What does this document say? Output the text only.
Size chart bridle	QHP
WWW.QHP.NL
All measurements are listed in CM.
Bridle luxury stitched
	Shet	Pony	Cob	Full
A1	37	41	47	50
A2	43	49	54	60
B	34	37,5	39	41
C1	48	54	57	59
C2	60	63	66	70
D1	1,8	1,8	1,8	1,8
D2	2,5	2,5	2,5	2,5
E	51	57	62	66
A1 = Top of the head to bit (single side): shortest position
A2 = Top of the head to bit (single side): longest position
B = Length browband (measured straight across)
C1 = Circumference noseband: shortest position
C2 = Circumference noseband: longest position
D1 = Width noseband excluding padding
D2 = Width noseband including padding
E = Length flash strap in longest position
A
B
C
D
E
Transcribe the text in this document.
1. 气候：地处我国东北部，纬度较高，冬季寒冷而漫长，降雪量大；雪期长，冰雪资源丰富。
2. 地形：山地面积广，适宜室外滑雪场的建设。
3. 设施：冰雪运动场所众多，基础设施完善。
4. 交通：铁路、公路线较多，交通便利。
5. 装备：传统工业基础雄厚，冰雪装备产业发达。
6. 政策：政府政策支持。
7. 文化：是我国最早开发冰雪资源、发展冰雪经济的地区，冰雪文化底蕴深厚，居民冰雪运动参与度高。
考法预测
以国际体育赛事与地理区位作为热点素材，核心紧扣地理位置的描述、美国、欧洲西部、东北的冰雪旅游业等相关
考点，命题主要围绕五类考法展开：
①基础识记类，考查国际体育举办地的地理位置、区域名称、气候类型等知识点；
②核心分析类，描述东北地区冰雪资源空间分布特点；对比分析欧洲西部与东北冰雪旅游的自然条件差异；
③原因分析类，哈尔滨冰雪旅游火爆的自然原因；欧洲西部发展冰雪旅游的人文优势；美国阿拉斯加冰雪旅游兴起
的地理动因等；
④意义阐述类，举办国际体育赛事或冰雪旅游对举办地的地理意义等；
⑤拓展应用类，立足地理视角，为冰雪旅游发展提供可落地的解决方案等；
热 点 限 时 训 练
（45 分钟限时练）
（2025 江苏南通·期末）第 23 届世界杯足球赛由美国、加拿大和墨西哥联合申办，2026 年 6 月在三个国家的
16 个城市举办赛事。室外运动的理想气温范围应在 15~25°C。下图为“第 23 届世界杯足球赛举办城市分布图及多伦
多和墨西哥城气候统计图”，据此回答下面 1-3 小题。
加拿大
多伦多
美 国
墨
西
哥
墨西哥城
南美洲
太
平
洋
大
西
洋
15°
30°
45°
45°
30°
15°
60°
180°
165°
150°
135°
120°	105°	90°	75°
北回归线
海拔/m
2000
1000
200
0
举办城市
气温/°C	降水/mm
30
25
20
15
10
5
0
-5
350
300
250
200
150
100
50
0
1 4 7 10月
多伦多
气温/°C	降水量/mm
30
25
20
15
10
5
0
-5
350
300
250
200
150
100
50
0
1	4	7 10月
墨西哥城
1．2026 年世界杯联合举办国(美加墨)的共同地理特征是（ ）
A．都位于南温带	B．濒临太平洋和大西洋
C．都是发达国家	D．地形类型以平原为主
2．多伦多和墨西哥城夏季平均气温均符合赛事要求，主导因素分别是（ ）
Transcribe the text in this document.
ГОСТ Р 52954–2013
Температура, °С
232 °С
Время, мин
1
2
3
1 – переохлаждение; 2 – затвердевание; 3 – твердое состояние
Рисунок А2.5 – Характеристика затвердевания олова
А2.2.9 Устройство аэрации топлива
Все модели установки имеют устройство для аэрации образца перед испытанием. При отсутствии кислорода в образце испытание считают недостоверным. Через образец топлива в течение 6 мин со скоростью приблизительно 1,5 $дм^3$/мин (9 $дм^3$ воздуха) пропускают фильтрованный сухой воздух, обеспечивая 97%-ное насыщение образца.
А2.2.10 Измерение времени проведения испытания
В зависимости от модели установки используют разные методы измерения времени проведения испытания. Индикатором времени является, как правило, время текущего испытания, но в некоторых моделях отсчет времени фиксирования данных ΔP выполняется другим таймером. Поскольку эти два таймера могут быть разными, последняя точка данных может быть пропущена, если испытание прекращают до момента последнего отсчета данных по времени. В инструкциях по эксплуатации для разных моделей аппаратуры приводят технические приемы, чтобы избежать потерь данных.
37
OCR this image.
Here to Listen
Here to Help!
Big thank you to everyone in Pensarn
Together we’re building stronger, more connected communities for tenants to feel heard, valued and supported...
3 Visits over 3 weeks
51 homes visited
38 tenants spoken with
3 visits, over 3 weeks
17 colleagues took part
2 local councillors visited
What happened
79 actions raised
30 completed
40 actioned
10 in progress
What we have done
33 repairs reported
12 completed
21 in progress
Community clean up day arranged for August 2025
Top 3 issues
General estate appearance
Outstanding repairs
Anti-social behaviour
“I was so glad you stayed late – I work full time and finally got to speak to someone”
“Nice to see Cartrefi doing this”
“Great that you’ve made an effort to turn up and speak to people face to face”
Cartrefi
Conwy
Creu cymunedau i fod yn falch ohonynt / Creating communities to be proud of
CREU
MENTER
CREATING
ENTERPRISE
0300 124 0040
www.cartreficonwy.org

[Task statement]
Where a line of the entries contains the word "Circumference", copy that line.

[Response to the exercise]
C1 = Circumference noseband: shortest position
C2 = Circumference noseband: longest position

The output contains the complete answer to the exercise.